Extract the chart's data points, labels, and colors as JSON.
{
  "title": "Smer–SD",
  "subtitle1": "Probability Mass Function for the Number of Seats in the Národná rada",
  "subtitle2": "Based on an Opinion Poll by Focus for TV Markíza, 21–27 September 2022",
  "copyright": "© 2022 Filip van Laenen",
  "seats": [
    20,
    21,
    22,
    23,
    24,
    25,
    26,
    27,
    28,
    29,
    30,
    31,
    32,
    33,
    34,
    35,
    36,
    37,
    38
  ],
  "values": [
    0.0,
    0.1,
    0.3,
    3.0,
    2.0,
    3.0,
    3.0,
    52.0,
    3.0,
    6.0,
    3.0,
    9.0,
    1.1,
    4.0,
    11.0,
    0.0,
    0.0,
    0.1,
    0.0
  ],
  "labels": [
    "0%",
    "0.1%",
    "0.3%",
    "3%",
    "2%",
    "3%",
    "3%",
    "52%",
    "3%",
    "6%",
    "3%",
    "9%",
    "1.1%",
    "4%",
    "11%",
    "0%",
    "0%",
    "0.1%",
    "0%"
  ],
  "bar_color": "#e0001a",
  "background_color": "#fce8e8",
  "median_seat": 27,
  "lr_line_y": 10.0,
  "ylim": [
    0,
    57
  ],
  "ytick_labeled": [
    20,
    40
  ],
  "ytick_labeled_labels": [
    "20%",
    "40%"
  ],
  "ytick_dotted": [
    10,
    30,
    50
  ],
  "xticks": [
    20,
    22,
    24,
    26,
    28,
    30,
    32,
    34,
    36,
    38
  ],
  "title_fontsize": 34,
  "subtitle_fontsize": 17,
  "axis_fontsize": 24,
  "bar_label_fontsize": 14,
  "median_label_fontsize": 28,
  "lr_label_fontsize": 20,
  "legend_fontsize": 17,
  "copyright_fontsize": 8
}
★ ★ ★ ★ ★ ★ ★
Problem details: Exactly as shown above, return every record.

Full output:
Extract the chart's data points, labels, and colors as JSON.
{
  "title": "Smer–SD",
  "subtitle1": "Probability Mass Function for the Number of Seats in the Národná rada",
  "subtitle2": "Based on an Opinion Poll by Focus for TV Markíza, 21–27 September 2022",
  "copyright": "© 2022 Filip van Laenen",
  "seats": [
    20,
    21,
    22,
    23,
    24,
    25,
    26,
    27,
    28,
    29,
    30,
    31,
    32,
    33,
    34,
    35,
    36,
    37,
    38
  ],
  "values": [
    0.0,
    0.1,
    0.3,
    3.0,
    2.0,
    3.0,
    3.0,
    52.0,
    3.0,
    6.0,
    3.0,
    9.0,
    1.1,
    4.0,
    11.0,
    0.0,
    0.0,
    0.1,
    0.0
  ],
  "labels": [
    "0%",
    "0.1%",
    "0.3%",
    "3%",
    "2%",
    "3%",
    "3%",
    "52%",
    "3%",
    "6%",
    "3%",
    "9%",
    "1.1%",
    "4%",
    "11%",
    "0%",
    "0%",
    "0.1%",
    "0%"
  ],
  "bar_color": "#e0001a",
  "background_color": "#fce8e8",
  "median_seat": 27,
  "lr_line_y": 10.0,
  "ylim": [
    0,
    57
  ],
  "ytick_labeled": [
    20,
    40
  ],
  "ytick_labeled_labels": [
    "20%",
    "40%"
  ],
  "ytick_dotted": [
    10,
    30,
    50
  ],
  "xticks": [
    20,
    22,
    24,
    26,
    28,
    30,
    32,
    34,
    36,
    38
  ],
  "title_fontsize": 34,
  "subtitle_fontsize": 17,
  "axis_fontsize": 24,
  "bar_label_fontsize": 14,
  "median_label_fontsize": 28,
  "lr_label_fontsize": 20,
  "legend_fontsize": 17,
  "copyright_fontsize": 8
}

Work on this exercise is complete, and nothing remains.